[Collected data]
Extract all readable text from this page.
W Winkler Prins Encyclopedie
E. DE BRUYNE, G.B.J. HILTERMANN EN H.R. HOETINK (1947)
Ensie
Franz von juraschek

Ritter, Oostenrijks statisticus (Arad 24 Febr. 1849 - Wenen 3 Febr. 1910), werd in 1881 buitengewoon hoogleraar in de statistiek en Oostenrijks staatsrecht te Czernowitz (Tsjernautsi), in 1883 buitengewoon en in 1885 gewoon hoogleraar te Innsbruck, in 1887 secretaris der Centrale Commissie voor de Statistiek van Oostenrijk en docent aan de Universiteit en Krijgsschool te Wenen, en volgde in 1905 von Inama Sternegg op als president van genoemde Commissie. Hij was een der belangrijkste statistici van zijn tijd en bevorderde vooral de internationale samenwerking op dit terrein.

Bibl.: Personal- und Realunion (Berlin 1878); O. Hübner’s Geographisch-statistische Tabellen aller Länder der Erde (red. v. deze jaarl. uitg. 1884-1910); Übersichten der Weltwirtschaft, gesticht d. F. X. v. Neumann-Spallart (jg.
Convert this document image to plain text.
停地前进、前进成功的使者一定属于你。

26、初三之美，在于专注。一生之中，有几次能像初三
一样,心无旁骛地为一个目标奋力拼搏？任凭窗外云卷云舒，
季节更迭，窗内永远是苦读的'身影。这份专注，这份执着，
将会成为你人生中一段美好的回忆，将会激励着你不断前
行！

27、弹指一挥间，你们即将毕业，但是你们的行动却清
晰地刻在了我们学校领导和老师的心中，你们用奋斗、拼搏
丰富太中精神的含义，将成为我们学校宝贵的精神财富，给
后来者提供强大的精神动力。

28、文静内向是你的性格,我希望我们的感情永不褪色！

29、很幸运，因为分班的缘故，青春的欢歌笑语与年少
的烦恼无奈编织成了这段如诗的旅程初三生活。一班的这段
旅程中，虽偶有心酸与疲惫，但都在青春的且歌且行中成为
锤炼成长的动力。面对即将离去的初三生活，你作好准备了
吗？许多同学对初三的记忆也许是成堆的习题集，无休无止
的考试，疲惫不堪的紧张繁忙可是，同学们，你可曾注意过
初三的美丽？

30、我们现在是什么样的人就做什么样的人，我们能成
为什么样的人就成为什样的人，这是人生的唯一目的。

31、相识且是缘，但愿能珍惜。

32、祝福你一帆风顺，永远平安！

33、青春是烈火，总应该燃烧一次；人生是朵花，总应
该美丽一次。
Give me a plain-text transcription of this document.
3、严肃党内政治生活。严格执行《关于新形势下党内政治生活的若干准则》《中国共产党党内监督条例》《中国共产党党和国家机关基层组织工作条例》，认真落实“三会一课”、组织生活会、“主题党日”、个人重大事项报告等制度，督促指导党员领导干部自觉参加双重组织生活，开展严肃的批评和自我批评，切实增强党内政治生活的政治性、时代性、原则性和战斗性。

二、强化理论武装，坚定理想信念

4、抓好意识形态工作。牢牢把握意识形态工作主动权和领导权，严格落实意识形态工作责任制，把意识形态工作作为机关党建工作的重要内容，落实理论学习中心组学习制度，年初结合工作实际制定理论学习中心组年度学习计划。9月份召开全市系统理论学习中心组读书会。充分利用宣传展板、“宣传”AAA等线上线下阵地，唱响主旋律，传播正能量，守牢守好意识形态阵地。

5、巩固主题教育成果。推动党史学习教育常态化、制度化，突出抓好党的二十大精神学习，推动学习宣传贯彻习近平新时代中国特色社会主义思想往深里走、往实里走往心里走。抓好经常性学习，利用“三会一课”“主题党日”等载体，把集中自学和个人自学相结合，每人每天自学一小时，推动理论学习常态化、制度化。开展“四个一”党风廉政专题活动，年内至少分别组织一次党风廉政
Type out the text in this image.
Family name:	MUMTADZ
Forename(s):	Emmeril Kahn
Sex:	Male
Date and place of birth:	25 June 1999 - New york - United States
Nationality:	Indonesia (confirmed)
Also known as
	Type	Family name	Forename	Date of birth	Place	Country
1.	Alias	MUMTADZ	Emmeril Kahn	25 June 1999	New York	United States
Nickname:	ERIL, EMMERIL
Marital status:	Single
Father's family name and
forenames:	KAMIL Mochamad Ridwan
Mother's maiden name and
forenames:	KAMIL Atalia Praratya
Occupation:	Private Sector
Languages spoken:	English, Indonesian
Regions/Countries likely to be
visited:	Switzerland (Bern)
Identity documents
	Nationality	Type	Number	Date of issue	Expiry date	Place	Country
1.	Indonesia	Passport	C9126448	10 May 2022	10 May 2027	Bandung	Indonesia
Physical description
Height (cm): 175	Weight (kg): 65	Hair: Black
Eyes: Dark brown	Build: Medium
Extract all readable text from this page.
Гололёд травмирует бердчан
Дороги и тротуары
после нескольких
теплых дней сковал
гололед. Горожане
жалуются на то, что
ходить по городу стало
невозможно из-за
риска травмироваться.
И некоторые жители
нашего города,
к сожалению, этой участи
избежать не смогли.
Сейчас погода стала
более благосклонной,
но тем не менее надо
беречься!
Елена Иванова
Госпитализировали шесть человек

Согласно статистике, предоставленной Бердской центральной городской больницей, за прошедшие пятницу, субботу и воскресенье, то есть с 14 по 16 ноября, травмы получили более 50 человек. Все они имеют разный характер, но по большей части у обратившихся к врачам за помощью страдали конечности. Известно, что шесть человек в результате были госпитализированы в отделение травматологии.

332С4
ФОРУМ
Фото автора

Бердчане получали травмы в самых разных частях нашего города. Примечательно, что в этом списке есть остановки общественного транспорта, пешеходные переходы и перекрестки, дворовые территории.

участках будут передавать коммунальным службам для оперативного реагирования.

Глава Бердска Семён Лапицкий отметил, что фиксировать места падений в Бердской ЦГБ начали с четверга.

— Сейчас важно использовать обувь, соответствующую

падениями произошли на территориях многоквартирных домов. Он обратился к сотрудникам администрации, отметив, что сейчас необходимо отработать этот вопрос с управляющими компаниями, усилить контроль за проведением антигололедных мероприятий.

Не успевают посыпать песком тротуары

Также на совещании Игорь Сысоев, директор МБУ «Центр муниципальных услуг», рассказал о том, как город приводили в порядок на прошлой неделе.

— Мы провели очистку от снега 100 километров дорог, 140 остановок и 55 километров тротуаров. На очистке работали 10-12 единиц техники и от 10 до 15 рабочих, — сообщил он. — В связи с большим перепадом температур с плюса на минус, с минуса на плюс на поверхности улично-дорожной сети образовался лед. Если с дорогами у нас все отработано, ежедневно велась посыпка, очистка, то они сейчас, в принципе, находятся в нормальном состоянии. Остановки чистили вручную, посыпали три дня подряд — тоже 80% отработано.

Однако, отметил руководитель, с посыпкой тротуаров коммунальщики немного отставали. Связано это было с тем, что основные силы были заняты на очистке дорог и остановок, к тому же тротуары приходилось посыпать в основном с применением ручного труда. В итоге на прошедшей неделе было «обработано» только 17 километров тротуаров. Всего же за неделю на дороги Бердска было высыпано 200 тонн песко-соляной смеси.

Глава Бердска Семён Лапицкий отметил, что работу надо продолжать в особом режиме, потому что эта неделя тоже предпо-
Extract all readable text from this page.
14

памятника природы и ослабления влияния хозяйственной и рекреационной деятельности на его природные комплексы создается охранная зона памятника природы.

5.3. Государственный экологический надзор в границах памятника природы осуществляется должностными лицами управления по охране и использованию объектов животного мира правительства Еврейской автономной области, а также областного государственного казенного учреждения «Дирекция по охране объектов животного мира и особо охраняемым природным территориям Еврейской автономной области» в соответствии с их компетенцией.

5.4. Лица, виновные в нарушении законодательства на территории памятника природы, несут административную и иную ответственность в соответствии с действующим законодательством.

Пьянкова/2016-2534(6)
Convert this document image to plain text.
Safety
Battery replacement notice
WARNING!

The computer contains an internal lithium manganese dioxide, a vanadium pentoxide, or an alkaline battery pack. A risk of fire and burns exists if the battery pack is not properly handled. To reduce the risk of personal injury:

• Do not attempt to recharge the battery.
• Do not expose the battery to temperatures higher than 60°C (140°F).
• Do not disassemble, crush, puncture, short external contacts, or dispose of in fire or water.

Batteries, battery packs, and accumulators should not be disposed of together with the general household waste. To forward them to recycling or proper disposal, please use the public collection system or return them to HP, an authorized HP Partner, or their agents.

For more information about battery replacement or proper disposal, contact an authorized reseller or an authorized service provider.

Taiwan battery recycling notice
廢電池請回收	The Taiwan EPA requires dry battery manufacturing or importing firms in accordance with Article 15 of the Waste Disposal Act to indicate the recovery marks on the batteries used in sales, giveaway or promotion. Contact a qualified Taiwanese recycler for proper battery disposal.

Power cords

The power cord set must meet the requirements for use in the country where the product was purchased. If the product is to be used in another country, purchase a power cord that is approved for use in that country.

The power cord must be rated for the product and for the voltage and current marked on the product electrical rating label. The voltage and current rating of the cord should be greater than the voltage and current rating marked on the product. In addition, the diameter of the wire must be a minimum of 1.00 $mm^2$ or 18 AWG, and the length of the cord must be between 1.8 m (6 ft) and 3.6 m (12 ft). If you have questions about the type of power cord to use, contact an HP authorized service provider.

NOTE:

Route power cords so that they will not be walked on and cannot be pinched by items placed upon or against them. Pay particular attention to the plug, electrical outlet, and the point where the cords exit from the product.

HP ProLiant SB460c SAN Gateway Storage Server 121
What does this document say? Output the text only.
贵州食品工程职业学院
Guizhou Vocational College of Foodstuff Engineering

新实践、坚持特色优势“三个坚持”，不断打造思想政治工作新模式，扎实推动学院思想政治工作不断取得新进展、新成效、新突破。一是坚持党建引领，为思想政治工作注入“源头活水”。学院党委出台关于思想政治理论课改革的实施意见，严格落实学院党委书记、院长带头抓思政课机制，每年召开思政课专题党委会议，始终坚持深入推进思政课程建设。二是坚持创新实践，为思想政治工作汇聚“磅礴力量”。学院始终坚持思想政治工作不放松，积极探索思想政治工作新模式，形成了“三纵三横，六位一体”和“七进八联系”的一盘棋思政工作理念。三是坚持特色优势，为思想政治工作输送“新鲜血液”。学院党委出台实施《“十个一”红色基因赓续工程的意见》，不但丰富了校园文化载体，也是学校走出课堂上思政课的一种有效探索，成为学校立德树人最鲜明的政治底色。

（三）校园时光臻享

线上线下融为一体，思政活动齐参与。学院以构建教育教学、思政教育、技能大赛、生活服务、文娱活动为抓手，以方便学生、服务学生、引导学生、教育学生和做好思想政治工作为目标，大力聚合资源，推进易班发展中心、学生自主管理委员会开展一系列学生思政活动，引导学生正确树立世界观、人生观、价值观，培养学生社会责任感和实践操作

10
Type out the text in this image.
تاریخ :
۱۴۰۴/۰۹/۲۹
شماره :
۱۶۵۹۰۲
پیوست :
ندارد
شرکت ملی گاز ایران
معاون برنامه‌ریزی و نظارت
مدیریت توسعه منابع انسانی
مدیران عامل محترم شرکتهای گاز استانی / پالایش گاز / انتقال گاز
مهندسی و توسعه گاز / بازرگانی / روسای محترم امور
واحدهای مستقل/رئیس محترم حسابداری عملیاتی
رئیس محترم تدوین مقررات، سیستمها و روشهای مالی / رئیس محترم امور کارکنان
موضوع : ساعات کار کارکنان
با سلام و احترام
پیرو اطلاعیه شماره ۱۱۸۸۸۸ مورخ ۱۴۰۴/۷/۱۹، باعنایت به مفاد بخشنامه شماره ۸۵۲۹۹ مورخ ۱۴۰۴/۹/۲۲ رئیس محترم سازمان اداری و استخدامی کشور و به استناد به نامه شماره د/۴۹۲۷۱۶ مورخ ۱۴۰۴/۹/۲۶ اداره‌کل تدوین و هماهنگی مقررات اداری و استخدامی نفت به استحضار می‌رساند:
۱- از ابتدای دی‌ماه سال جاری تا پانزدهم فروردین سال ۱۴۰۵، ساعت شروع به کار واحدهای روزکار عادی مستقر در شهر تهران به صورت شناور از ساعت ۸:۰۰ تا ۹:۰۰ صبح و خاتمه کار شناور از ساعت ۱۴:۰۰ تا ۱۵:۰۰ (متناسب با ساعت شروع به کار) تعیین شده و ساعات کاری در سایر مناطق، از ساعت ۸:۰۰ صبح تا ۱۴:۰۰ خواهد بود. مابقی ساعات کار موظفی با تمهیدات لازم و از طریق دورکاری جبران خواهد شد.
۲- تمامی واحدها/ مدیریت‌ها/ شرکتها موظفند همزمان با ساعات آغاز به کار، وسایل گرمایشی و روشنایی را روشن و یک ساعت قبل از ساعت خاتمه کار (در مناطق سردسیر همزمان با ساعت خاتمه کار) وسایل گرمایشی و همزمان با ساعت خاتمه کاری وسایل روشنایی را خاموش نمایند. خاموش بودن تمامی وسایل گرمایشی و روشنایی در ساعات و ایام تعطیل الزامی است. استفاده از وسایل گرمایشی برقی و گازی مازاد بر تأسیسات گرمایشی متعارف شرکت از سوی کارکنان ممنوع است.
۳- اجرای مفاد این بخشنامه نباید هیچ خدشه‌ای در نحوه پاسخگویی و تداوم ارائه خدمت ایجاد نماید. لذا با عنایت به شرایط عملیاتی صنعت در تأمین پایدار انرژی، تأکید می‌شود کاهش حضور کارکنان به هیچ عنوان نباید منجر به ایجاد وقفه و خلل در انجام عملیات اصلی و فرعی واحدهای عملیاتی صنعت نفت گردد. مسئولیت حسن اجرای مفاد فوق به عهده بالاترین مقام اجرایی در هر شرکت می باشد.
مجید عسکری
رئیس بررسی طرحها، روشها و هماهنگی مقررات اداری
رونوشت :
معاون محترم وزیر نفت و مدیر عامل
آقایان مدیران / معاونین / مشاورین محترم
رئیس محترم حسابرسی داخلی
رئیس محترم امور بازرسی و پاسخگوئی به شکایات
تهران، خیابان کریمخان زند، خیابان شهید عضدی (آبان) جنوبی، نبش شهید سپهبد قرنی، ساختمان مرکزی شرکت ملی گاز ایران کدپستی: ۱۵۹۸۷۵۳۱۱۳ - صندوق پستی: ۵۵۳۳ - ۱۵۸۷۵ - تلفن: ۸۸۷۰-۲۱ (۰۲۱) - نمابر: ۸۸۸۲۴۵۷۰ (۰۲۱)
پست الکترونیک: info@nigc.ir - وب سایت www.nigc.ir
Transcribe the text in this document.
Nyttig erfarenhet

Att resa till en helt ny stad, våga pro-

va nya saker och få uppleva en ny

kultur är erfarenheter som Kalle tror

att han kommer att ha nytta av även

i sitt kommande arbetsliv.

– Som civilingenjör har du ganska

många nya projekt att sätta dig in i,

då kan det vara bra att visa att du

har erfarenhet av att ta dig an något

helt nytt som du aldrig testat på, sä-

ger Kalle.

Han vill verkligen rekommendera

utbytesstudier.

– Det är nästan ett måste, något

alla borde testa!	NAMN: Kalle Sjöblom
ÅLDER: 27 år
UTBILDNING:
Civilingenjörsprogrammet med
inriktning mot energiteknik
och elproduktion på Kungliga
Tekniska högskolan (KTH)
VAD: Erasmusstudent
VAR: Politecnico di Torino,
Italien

**What you will do:**
Take every line from the data that contains the word "notice".

**Response to this task:**
Battery replacement notice
Taiwan battery recycling notice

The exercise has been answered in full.